** begin **

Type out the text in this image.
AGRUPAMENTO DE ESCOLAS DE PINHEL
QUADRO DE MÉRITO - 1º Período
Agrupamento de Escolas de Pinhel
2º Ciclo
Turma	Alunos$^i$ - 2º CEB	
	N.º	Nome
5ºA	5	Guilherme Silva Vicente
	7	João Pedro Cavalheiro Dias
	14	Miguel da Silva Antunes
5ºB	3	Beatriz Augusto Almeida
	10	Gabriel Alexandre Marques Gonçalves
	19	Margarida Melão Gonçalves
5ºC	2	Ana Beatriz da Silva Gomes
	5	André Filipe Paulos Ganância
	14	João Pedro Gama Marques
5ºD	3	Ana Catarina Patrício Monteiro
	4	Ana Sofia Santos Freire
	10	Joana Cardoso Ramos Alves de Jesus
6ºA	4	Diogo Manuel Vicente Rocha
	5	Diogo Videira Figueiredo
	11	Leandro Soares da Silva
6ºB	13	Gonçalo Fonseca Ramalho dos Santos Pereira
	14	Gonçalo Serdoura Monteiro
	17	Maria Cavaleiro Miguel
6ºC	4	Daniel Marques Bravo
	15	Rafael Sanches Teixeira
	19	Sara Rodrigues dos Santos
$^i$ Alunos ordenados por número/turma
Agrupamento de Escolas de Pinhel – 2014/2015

** end **

**Exercise**
Go through the records. Copy each line where "Miguel" appears.

**Problem solution**
	14	Miguel da Silva Antunes
	17	Maria Cavaleiro Miguel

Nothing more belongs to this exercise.